PROBLEM STATEMENT
Read through the records below and copy each line that uses the word "wenn".

ROWS

========================================================================

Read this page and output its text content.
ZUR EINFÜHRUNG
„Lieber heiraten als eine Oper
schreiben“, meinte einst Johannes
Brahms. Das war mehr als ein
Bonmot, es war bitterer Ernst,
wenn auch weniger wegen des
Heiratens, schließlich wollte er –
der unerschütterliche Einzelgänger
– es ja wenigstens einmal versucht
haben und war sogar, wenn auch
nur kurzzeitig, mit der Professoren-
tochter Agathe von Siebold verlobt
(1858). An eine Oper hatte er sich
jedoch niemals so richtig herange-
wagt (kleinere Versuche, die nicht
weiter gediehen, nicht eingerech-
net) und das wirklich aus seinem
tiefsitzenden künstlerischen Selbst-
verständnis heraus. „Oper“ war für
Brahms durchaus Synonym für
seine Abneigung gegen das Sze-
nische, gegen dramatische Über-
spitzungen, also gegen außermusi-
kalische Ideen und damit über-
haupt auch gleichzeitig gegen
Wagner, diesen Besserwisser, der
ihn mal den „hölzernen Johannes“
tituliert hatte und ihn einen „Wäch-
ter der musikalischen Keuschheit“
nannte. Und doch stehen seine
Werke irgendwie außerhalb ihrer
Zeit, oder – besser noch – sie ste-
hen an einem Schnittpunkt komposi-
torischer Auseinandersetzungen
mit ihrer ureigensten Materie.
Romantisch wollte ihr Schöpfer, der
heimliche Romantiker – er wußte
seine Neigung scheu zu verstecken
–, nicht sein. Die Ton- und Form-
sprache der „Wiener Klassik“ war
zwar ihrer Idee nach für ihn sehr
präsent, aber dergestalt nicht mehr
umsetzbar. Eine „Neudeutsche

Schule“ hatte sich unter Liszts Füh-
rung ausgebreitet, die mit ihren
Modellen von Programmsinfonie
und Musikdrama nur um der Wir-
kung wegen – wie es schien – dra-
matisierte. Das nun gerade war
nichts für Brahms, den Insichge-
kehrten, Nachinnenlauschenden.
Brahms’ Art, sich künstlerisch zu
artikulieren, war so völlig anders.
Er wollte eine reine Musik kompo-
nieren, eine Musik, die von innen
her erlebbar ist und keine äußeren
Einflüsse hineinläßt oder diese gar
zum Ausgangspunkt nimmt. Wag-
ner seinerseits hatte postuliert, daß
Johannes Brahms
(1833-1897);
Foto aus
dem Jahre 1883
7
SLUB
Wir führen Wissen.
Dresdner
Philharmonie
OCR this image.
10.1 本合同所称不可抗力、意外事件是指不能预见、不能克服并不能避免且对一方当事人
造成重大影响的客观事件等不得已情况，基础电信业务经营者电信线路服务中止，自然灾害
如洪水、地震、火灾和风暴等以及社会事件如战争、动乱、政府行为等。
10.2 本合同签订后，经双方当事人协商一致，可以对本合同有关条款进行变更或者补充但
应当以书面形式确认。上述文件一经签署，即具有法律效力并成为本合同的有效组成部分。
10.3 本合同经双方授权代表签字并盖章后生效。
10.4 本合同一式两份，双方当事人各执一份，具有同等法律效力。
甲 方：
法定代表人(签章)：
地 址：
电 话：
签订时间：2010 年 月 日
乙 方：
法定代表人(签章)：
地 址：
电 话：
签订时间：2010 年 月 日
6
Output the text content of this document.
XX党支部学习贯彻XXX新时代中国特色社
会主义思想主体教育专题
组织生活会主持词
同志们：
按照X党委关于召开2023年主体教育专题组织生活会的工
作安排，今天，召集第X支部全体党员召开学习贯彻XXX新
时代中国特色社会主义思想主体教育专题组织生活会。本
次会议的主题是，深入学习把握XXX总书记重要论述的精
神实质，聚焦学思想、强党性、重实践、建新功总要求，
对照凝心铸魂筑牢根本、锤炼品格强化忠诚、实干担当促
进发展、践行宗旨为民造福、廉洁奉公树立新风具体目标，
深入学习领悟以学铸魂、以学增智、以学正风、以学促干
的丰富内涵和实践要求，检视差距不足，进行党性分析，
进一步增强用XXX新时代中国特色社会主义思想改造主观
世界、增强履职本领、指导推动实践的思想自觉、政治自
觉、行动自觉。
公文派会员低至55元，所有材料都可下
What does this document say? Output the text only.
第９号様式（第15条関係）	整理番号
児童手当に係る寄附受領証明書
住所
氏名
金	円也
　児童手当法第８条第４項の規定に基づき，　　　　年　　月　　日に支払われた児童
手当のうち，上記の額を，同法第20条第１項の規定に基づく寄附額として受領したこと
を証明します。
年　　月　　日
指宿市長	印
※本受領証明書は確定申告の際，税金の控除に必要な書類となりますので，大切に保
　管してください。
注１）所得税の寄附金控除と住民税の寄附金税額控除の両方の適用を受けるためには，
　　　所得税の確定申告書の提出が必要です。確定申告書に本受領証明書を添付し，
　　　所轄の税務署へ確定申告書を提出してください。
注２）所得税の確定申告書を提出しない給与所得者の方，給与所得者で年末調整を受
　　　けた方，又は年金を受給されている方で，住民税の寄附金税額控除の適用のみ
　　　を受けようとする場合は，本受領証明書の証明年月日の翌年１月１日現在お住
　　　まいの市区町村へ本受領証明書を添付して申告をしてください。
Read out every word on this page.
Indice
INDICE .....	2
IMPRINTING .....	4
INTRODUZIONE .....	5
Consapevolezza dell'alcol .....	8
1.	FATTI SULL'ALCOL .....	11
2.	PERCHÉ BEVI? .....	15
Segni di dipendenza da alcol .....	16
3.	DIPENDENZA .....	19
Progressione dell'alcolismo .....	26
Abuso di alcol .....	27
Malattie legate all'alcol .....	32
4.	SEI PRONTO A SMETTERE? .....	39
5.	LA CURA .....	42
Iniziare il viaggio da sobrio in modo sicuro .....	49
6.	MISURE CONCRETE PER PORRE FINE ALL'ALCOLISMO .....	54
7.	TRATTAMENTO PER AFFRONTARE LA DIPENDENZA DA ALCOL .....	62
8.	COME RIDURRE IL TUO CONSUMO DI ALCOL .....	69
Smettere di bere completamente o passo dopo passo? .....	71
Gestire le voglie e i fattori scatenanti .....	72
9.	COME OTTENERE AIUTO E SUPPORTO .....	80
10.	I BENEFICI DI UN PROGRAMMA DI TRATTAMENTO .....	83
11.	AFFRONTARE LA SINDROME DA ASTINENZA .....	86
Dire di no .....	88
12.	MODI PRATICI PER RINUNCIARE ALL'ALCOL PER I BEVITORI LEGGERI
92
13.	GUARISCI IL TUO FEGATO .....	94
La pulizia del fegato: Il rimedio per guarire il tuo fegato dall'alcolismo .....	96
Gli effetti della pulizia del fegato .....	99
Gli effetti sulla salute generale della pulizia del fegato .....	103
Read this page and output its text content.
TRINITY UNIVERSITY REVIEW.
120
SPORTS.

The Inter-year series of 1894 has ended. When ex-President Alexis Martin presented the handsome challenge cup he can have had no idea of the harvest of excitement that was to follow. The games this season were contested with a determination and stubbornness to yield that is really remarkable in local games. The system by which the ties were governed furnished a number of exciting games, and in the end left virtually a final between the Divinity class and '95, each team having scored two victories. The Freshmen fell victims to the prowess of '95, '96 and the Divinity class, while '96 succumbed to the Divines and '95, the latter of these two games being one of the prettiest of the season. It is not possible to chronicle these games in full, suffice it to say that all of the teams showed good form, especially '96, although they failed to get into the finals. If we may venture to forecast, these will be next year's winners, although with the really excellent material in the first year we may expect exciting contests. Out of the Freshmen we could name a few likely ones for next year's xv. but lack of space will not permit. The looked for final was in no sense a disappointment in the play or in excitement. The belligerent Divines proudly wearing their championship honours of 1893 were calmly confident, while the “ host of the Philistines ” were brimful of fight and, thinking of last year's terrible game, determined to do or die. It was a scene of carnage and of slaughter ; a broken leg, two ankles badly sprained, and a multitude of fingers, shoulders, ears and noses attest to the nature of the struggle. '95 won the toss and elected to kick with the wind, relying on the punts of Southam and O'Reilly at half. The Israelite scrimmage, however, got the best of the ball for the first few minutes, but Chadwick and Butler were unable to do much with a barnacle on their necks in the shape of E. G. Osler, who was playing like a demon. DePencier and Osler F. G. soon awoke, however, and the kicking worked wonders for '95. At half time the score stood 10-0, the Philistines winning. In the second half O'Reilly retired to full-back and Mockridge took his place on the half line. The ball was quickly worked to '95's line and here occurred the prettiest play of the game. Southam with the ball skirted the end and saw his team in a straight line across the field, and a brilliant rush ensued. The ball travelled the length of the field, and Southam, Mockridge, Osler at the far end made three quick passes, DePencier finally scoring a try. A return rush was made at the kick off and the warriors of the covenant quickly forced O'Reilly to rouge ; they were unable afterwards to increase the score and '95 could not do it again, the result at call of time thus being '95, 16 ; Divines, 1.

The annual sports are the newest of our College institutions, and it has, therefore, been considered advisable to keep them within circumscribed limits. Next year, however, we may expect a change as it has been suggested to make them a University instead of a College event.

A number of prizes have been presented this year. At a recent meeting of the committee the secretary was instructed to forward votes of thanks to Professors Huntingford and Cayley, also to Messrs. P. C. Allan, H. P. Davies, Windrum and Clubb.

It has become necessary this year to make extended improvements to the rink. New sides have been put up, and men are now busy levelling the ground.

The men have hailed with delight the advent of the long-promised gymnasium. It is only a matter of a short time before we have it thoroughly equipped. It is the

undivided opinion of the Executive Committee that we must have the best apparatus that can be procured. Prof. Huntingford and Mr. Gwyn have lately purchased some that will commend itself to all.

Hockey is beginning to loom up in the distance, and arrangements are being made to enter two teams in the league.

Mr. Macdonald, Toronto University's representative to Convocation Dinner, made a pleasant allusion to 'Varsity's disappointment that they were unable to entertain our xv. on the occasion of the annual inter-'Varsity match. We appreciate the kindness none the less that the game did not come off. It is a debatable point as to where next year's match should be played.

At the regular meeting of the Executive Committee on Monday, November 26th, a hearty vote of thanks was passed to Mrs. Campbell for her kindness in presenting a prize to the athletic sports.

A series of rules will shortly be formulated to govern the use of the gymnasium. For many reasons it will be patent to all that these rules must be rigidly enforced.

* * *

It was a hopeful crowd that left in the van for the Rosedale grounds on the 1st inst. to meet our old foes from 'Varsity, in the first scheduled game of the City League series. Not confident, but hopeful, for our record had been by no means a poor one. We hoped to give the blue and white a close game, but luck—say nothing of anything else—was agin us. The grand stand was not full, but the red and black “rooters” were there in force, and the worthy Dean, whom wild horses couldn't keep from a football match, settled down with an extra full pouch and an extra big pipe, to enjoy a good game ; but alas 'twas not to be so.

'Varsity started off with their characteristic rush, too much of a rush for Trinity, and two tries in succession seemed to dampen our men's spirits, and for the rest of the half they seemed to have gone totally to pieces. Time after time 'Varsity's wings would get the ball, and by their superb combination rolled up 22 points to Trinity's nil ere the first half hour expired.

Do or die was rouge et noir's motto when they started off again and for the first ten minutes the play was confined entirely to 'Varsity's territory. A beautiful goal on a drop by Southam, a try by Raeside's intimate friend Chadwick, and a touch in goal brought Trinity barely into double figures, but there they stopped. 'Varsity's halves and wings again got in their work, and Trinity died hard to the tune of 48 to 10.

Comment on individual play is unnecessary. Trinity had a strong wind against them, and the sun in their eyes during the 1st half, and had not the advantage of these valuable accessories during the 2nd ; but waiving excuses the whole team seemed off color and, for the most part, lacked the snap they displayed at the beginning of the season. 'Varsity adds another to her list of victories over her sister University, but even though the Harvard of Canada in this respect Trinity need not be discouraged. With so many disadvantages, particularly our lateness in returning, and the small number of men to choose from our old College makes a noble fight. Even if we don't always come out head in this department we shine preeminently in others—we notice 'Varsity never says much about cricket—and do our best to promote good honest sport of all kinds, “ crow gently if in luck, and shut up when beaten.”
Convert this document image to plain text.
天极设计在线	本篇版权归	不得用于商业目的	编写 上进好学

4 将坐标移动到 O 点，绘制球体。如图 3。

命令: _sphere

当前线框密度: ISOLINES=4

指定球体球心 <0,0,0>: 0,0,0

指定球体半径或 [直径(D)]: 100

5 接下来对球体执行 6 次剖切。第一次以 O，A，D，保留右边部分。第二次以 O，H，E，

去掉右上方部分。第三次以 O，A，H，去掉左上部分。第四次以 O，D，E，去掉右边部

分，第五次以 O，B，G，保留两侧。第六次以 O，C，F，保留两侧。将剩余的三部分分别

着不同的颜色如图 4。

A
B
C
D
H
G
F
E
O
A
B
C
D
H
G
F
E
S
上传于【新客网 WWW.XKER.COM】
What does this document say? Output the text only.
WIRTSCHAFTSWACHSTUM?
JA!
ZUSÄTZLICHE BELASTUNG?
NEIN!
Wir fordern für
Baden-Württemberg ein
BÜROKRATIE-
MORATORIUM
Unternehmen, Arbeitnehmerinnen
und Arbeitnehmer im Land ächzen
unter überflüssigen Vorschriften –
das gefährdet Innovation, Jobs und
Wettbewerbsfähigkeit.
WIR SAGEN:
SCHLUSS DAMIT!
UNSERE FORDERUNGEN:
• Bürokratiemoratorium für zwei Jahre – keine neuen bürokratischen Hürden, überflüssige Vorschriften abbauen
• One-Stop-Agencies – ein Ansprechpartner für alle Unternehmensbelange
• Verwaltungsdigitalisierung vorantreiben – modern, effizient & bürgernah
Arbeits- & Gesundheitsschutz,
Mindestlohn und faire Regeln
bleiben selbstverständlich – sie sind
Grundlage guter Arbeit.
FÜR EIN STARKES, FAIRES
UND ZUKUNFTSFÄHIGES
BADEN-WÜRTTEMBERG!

========================================================================

THE SOLUTION
wenn auch weniger wegen des
haben und war sogar, wenn auch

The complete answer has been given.